GIVEN REQUEST: Transcribe the material in full. Nothing should differ except that the pictures are left out.

** Begin AVAILABLE DATA **

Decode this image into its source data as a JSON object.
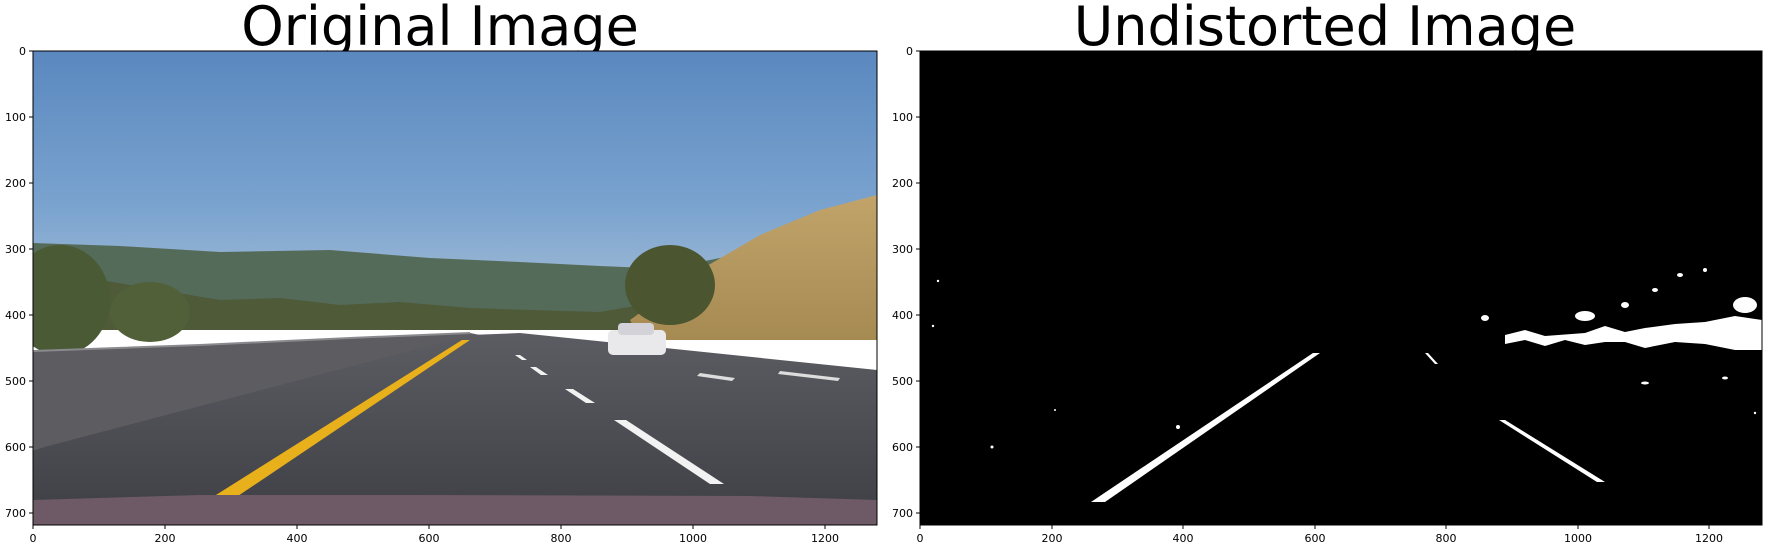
{
  "panels": [
    {
      "id": "original",
      "title": "Original Image",
      "image_kind": "road-photo",
      "x_ticks": [
        "0",
        "200",
        "400",
        "600",
        "800",
        "1000",
        "1200"
      ],
      "y_ticks": [
        "0",
        "100",
        "200",
        "300",
        "400",
        "500",
        "600",
        "700"
      ],
      "x_range": [
        0,
        1280
      ],
      "y_range": [
        0,
        720
      ]
    },
    {
      "id": "undistorted",
      "title": "Undistorted Image",
      "image_kind": "binary-threshold",
      "x_ticks": [
        "0",
        "200",
        "400",
        "600",
        "800",
        "1000",
        "1200"
      ],
      "y_ticks": [
        "0",
        "100",
        "200",
        "300",
        "400",
        "500",
        "600",
        "700"
      ],
      "x_range": [
        0,
        1280
      ],
      "y_range": [
        0,
        720
      ]
    }
  ],
  "colors": {
    "sky": "#6f9bc9",
    "asphalt": "#4a4a52",
    "lane_yellow": "#e8b01a",
    "lane_white": "#f2f2f2",
    "binary_bg": "#000000",
    "binary_fg": "#ffffff"
  }
}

** End AVAILABLE DATA **

SOLUTION:
Decode this image into its source data as a JSON object.
{
  "panels": [
    {
      "id": "original",
      "title": "Original Image",
      "image_kind": "road-photo",
      "x_ticks": [
        "0",
        "200",
        "400",
        "600",
        "800",
        "1000",
        "1200"
      ],
      "y_ticks": [
        "0",
        "100",
        "200",
        "300",
        "400",
        "500",
        "600",
        "700"
      ],
      "x_range": [
        0,
        1280
      ],
      "y_range": [
        0,
        720
      ]
    },
    {
      "id": "undistorted",
      "title": "Undistorted Image",
      "image_kind": "binary-threshold",
      "x_ticks": [
        "0",
        "200",
        "400",
        "600",
        "800",
        "1000",
        "1200"
      ],
      "y_ticks": [
        "0",
        "100",
        "200",
        "300",
        "400",
        "500",
        "600",
        "700"
      ],
      "x_range": [
        0,
        1280
      ],
      "y_range": [
        0,
        720
      ]
    }
  ],
  "colors": {
    "sky": "#6f9bc9",
    "asphalt": "#4a4a52",
    "lane_yellow": "#e8b01a",
    "lane_white": "#f2f2f2",
    "binary_bg": "#000000",
    "binary_fg": "#ffffff"
  }
}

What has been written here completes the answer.